● WORK REQUIRED:
Write the records out again, keeping each line exactly as it is.

Saved data entries
....

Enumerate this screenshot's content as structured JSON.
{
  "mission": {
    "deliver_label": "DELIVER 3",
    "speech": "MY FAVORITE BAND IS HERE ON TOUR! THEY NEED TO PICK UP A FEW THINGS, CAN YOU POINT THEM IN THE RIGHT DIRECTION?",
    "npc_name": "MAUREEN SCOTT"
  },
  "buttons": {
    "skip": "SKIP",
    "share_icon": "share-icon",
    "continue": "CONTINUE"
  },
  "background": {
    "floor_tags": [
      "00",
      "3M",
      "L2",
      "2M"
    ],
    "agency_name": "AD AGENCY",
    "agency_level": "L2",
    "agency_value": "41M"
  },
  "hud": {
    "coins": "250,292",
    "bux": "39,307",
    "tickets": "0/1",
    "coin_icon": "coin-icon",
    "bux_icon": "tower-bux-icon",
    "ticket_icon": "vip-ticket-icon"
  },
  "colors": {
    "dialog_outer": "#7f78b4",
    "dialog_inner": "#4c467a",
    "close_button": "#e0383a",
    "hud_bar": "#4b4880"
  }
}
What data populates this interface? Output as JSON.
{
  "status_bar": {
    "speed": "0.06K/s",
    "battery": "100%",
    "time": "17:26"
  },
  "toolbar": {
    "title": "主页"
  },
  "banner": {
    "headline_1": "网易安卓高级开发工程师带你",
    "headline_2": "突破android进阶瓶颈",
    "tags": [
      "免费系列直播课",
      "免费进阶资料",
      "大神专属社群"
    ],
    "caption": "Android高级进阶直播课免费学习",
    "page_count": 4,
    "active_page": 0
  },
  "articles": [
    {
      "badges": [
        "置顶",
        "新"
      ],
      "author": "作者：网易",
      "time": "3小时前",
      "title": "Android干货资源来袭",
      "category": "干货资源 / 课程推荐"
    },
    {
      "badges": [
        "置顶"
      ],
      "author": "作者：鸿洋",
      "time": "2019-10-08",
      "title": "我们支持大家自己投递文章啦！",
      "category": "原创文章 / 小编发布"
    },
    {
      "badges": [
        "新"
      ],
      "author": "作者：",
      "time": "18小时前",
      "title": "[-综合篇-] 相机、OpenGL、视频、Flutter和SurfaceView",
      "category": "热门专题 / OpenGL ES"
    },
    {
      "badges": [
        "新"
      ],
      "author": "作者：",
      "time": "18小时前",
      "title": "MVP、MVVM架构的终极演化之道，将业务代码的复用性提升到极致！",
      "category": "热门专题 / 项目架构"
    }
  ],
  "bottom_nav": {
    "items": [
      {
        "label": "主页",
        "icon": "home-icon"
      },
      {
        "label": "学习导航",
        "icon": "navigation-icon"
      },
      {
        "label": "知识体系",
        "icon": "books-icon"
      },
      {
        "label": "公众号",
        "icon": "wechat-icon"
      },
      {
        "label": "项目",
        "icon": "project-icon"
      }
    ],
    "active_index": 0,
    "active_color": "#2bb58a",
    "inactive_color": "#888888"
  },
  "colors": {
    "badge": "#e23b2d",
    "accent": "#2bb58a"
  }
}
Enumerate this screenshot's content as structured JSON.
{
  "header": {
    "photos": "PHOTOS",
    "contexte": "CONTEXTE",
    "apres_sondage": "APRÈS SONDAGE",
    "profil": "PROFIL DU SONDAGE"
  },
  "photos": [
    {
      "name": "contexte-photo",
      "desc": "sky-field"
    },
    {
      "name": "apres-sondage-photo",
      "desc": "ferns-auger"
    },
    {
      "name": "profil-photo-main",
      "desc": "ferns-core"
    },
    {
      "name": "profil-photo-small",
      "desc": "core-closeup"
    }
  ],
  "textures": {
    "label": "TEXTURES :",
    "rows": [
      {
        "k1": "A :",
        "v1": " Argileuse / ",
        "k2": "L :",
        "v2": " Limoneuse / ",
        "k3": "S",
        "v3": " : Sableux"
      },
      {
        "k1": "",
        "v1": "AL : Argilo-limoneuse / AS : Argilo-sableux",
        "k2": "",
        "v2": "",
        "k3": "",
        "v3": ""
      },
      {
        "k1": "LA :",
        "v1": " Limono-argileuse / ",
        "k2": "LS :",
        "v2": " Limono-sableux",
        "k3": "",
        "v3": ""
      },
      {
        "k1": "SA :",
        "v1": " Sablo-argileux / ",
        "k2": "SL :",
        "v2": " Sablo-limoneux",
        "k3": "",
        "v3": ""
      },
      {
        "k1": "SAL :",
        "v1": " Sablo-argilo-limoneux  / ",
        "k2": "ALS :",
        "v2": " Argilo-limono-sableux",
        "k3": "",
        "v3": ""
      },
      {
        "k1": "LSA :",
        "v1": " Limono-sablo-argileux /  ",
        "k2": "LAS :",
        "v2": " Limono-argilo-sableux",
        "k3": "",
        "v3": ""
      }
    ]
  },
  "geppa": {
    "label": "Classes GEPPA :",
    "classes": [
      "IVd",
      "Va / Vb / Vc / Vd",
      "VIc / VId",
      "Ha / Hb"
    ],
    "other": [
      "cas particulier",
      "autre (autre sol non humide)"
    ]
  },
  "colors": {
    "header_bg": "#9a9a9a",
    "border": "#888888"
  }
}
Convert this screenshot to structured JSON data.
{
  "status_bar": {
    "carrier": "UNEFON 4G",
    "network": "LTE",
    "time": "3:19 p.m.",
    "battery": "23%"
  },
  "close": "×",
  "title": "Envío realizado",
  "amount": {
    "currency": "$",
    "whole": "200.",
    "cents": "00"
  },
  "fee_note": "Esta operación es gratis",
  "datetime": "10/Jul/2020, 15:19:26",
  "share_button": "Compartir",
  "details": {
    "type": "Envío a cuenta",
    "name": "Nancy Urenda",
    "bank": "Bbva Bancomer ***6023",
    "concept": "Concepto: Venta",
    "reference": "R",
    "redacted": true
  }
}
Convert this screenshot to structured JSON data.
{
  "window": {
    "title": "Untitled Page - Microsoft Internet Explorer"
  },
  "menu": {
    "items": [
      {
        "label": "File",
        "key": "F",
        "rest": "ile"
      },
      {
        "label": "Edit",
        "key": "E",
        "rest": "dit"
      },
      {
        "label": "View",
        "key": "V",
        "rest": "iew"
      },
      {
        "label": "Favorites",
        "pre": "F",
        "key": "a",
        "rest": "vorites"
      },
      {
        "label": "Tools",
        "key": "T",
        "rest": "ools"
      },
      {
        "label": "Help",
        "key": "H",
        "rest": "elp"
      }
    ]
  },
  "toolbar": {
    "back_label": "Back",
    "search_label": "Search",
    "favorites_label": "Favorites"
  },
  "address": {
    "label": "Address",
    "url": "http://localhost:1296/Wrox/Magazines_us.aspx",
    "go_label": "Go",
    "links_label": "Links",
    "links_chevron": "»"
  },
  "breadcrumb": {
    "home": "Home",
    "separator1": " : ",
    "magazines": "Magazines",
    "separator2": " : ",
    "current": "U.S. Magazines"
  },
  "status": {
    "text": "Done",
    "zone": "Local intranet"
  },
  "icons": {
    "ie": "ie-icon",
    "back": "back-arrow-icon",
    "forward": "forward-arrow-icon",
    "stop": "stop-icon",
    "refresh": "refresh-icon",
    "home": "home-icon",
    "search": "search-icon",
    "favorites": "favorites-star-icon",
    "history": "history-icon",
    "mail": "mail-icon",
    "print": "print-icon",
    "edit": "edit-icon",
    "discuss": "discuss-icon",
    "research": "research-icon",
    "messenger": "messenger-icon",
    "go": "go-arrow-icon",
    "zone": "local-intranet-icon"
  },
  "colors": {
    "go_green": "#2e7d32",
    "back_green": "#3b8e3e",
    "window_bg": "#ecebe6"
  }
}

....

● OUTPUT OF THE TASK:
Enumerate this screenshot's content as structured JSON.
{
  "mission": {
    "deliver_label": "DELIVER 3",
    "speech": "MY FAVORITE BAND IS HERE ON TOUR! THEY NEED TO PICK UP A FEW THINGS, CAN YOU POINT THEM IN THE RIGHT DIRECTION?",
    "npc_name": "MAUREEN SCOTT"
  },
  "buttons": {
    "skip": "SKIP",
    "share_icon": "share-icon",
    "continue": "CONTINUE"
  },
  "background": {
    "floor_tags": [
      "00",
      "3M",
      "L2",
      "2M"
    ],
    "agency_name": "AD AGENCY",
    "agency_level": "L2",
    "agency_value": "41M"
  },
  "hud": {
    "coins": "250,292",
    "bux": "39,307",
    "tickets": "0/1",
    "coin_icon": "coin-icon",
    "bux_icon": "tower-bux-icon",
    "ticket_icon": "vip-ticket-icon"
  },
  "colors": {
    "dialog_outer": "#7f78b4",
    "dialog_inner": "#4c467a",
    "close_button": "#e0383a",
    "hud_bar": "#4b4880"
  }
}
What data populates this interface? Output as JSON.
{
  "status_bar": {
    "speed": "0.06K/s",
    "battery": "100%",
    "time": "17:26"
  },
  "toolbar": {
    "title": "主页"
  },
  "banner": {
    "headline_1": "网易安卓高级开发工程师带你",
    "headline_2": "突破android进阶瓶颈",
    "tags": [
      "免费系列直播课",
      "免费进阶资料",
      "大神专属社群"
    ],
    "caption": "Android高级进阶直播课免费学习",
    "page_count": 4,
    "active_page": 0
  },
  "articles": [
    {
      "badges": [
        "置顶",
        "新"
      ],
      "author": "作者：网易",
      "time": "3小时前",
      "title": "Android干货资源来袭",
      "category": "干货资源 / 课程推荐"
    },
    {
      "badges": [
        "置顶"
      ],
      "author": "作者：鸿洋",
      "time": "2019-10-08",
      "title": "我们支持大家自己投递文章啦！",
      "category": "原创文章 / 小编发布"
    },
    {
      "badges": [
        "新"
      ],
      "author": "作者：",
      "time": "18小时前",
      "title": "[-综合篇-] 相机、OpenGL、视频、Flutter和SurfaceView",
      "category": "热门专题 / OpenGL ES"
    },
    {
      "badges": [
        "新"
      ],
      "author": "作者：",
      "time": "18小时前",
      "title": "MVP、MVVM架构的终极演化之道，将业务代码的复用性提升到极致！",
      "category": "热门专题 / 项目架构"
    }
  ],
  "bottom_nav": {
    "items": [
      {
        "label": "主页",
        "icon": "home-icon"
      },
      {
        "label": "学习导航",
        "icon": "navigation-icon"
      },
      {
        "label": "知识体系",
        "icon": "books-icon"
      },
      {
        "label": "公众号",
        "icon": "wechat-icon"
      },
      {
        "label": "项目",
        "icon": "project-icon"
      }
    ],
    "active_index": 0,
    "active_color": "#2bb58a",
    "inactive_color": "#888888"
  },
  "colors": {
    "badge": "#e23b2d",
    "accent": "#2bb58a"
  }
}
Enumerate this screenshot's content as structured JSON.
{
  "header": {
    "photos": "PHOTOS",
    "contexte": "CONTEXTE",
    "apres_sondage": "APRÈS SONDAGE",
    "profil": "PROFIL DU SONDAGE"
  },
  "photos": [
    {
      "name": "contexte-photo",
      "desc": "sky-field"
    },
    {
      "name": "apres-sondage-photo",
      "desc": "ferns-auger"
    },
    {
      "name": "profil-photo-main",
      "desc": "ferns-core"
    },
    {
      "name": "profil-photo-small",
      "desc": "core-closeup"
    }
  ],
  "textures": {
    "label": "TEXTURES :",
    "rows": [
      {
        "k1": "A :",
        "v1": " Argileuse / ",
        "k2": "L :",
        "v2": " Limoneuse / ",
        "k3": "S",
        "v3": " : Sableux"
      },
      {
        "k1": "",
        "v1": "AL : Argilo-limoneuse / AS : Argilo-sableux",
        "k2": "",
        "v2": "",
        "k3": "",
        "v3": ""
      },
      {
        "k1": "LA :",
        "v1": " Limono-argileuse / ",
        "k2": "LS :",
        "v2": " Limono-sableux",
        "k3": "",
        "v3": ""
      },
      {
        "k1": "SA :",
        "v1": " Sablo-argileux / ",
        "k2": "SL :",
        "v2": " Sablo-limoneux",
        "k3": "",
        "v3": ""
      },
      {
        "k1": "SAL :",
        "v1": " Sablo-argilo-limoneux  / ",
        "k2": "ALS :",
        "v2": " Argilo-limono-sableux",
        "k3": "",
        "v3": ""
      },
      {
        "k1": "LSA :",
        "v1": " Limono-sablo-argileux /  ",
        "k2": "LAS :",
        "v2": " Limono-argilo-sableux",
        "k3": "",
        "v3": ""
      }
    ]
  },
  "geppa": {
    "label": "Classes GEPPA :",
    "classes": [
      "IVd",
      "Va / Vb / Vc / Vd",
      "VIc / VId",
      "Ha / Hb"
    ],
    "other": [
      "cas particulier",
      "autre (autre sol non humide)"
    ]
  },
  "colors": {
    "header_bg": "#9a9a9a",
    "border": "#888888"
  }
}
Convert this screenshot to structured JSON data.
{
  "status_bar": {
    "carrier": "UNEFON 4G",
    "network": "LTE",
    "time": "3:19 p.m.",
    "battery": "23%"
  },
  "close": "×",
  "title": "Envío realizado",
  "amount": {
    "currency": "$",
    "whole": "200.",
    "cents": "00"
  },
  "fee_note": "Esta operación es gratis",
  "datetime": "10/Jul/2020, 15:19:26",
  "share_button": "Compartir",
  "details": {
    "type": "Envío a cuenta",
    "name": "Nancy Urenda",
    "bank": "Bbva Bancomer ***6023",
    "concept": "Concepto: Venta",
    "reference": "R",
    "redacted": true
  }
}
Convert this screenshot to structured JSON data.
{
  "window": {
    "title": "Untitled Page - Microsoft Internet Explorer"
  },
  "menu": {
    "items": [
      {
        "label": "File",
        "key": "F",
        "rest": "ile"
      },
      {
        "label": "Edit",
        "key": "E",
        "rest": "dit"
      },
      {
        "label": "View",
        "key": "V",
        "rest": "iew"
      },
      {
        "label": "Favorites",
        "pre": "F",
        "key": "a",
        "rest": "vorites"
      },
      {
        "label": "Tools",
        "key": "T",
        "rest": "ools"
      },
      {
        "label": "Help",
        "key": "H",
        "rest": "elp"
      }
    ]
  },
  "toolbar": {
    "back_label": "Back",
    "search_label": "Search",
    "favorites_label": "Favorites"
  },
  "address": {
    "label": "Address",
    "url": "http://localhost:1296/Wrox/Magazines_us.aspx",
    "go_label": "Go",
    "links_label": "Links",
    "links_chevron": "»"
  },
  "breadcrumb": {
    "home": "Home",
    "separator1": " : ",
    "magazines": "Magazines",
    "separator2": " : ",
    "current": "U.S. Magazines"
  },
  "status": {
    "text": "Done",
    "zone": "Local intranet"
  },
  "icons": {
    "ie": "ie-icon",
    "back": "back-arrow-icon",
    "forward": "forward-arrow-icon",
    "stop": "stop-icon",
    "refresh": "refresh-icon",
    "home": "home-icon",
    "search": "search-icon",
    "favorites": "favorites-star-icon",
    "history": "history-icon",
    "mail": "mail-icon",
    "print": "print-icon",
    "edit": "edit-icon",
    "discuss": "discuss-icon",
    "research": "research-icon",
    "messenger": "messenger-icon",
    "go": "go-arrow-icon",
    "zone": "local-intranet-icon"
  },
  "colors": {
    "go_green": "#2e7d32",
    "back_green": "#3b8e3e",
    "window_bg": "#ecebe6"
  }
}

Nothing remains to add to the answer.